▸ **Source records**
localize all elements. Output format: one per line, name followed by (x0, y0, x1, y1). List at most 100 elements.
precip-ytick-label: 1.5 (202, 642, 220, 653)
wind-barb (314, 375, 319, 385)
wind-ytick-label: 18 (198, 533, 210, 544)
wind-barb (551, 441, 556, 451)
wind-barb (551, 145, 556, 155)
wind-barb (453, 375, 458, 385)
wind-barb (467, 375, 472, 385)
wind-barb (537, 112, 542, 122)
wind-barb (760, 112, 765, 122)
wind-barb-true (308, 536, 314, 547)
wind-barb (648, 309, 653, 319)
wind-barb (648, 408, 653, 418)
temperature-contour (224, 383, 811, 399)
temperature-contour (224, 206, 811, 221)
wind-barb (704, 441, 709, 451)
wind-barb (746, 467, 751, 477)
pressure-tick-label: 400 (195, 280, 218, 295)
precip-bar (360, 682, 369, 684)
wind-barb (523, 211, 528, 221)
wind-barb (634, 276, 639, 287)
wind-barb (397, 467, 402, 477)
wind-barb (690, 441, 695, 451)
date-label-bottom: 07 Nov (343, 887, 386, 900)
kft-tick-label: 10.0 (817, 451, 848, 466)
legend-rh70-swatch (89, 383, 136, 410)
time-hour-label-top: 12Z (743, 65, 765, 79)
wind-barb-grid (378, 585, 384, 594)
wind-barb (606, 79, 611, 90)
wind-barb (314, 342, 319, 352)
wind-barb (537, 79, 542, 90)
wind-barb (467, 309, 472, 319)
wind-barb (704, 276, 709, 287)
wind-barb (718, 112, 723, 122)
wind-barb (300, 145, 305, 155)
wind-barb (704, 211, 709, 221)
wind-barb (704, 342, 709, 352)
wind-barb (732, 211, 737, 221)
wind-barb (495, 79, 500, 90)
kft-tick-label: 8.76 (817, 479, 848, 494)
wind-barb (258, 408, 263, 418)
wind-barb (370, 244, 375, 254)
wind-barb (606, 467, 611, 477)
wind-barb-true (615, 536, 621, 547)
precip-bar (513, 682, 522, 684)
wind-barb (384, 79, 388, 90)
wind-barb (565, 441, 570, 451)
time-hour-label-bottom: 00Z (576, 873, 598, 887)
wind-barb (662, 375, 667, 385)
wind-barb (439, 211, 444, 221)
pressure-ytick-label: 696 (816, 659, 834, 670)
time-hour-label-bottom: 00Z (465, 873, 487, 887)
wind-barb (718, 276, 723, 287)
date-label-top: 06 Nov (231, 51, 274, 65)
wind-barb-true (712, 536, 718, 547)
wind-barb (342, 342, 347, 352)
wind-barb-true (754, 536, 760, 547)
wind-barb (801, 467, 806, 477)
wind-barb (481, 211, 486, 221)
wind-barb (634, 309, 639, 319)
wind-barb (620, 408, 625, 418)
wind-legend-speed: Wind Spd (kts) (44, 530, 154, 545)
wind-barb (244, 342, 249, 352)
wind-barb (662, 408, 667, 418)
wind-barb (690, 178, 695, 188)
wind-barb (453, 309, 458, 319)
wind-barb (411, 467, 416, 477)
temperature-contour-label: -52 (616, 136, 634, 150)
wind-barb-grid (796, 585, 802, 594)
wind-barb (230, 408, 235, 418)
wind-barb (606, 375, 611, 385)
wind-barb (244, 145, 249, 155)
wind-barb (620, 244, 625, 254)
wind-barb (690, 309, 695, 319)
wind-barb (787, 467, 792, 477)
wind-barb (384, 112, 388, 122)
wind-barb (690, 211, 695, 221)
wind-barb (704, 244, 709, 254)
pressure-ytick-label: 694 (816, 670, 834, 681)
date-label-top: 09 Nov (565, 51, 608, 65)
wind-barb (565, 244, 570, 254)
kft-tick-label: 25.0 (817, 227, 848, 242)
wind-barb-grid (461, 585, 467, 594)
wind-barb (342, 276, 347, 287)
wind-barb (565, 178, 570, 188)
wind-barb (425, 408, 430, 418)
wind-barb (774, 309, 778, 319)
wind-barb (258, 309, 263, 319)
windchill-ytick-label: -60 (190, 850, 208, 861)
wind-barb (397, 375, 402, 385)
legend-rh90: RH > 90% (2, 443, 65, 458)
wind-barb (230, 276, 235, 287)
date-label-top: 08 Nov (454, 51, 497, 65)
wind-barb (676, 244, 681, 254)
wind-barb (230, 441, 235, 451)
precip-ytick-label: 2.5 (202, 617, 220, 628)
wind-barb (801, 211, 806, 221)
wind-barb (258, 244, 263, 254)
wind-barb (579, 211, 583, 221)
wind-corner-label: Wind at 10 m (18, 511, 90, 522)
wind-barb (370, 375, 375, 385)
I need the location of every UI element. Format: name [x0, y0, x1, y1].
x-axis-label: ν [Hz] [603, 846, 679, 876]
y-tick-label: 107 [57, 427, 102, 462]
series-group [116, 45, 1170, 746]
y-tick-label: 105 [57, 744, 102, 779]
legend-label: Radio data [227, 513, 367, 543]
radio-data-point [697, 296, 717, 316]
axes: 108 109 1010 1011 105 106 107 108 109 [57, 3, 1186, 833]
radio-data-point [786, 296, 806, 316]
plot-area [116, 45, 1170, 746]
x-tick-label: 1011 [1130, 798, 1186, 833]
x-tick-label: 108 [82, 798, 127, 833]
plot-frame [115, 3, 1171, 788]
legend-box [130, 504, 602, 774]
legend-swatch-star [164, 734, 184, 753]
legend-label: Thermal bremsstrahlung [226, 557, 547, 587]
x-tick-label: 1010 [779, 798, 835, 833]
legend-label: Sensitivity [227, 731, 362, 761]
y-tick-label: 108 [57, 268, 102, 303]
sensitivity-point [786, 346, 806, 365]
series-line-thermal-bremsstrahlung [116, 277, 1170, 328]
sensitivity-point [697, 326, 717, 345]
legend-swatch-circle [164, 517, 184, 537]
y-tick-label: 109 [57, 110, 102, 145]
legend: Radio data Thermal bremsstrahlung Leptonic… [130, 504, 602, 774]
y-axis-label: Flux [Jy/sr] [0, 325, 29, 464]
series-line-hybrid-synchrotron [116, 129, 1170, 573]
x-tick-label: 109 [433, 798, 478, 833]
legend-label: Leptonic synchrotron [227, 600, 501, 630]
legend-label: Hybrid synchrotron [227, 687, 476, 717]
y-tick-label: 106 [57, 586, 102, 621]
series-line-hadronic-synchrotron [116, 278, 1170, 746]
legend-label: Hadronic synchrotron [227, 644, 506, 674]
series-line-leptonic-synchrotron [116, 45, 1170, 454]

▸ **Exercise goal**
Which lines in the items above contain the string "bottom"? Pull out each of those lines in full.

▸ **Task output**
date-label-bottom: 07 Nov (343, 887, 386, 900)
time-hour-label-bottom: 00Z (576, 873, 598, 887)
time-hour-label-bottom: 00Z (465, 873, 487, 887)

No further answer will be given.